Stored records
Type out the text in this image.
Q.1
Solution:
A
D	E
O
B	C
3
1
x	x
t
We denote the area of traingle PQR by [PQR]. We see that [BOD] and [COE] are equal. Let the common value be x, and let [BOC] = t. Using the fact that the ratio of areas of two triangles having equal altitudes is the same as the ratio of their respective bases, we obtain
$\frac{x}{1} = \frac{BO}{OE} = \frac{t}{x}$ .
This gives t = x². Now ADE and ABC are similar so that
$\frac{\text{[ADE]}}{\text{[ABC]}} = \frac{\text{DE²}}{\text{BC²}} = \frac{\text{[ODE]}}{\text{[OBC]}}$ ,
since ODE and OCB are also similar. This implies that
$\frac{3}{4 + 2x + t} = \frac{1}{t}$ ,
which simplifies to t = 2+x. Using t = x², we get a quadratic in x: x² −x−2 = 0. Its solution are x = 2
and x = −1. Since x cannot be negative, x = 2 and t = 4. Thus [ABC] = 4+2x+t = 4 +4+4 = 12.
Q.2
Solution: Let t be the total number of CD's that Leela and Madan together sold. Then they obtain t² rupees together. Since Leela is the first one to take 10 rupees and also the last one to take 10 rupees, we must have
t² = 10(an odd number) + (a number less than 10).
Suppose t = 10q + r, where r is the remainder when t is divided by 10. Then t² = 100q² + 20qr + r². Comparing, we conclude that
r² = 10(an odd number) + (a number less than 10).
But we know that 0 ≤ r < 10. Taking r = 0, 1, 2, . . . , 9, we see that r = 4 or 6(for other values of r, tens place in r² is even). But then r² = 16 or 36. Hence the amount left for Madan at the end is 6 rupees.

* Exercise details *
Return the full listing, character for character.

* Problem solution *
Type out the text in this image.
Q.1
Solution:
A
D	E
O
B	C
3
1
x	x
t
We denote the area of traingle PQR by [PQR]. We see that [BOD] and [COE] are equal. Let the common value be x, and let [BOC] = t. Using the fact that the ratio of areas of two triangles having equal altitudes is the same as the ratio of their respective bases, we obtain
$\frac{x}{1} = \frac{BO}{OE} = \frac{t}{x}$ .
This gives t = x². Now ADE and ABC are similar so that
$\frac{\text{[ADE]}}{\text{[ABC]}} = \frac{\text{DE²}}{\text{BC²}} = \frac{\text{[ODE]}}{\text{[OBC]}}$ ,
since ODE and OCB are also similar. This implies that
$\frac{3}{4 + 2x + t} = \frac{1}{t}$ ,
which simplifies to t = 2+x. Using t = x², we get a quadratic in x: x² −x−2 = 0. Its solution are x = 2
and x = −1. Since x cannot be negative, x = 2 and t = 4. Thus [ABC] = 4+2x+t = 4 +4+4 = 12.
Q.2
Solution: Let t be the total number of CD's that Leela and Madan together sold. Then they obtain t² rupees together. Since Leela is the first one to take 10 rupees and also the last one to take 10 rupees, we must have
t² = 10(an odd number) + (a number less than 10).
Suppose t = 10q + r, where r is the remainder when t is divided by 10. Then t² = 100q² + 20qr + r². Comparing, we conclude that
r² = 10(an odd number) + (a number less than 10).
But we know that 0 ≤ r < 10. Taking r = 0, 1, 2, . . . , 9, we see that r = 4 or 6(for other values of r, tens place in r² is even). But then r² = 16 or 36. Hence the amount left for Madan at the end is 6 rupees.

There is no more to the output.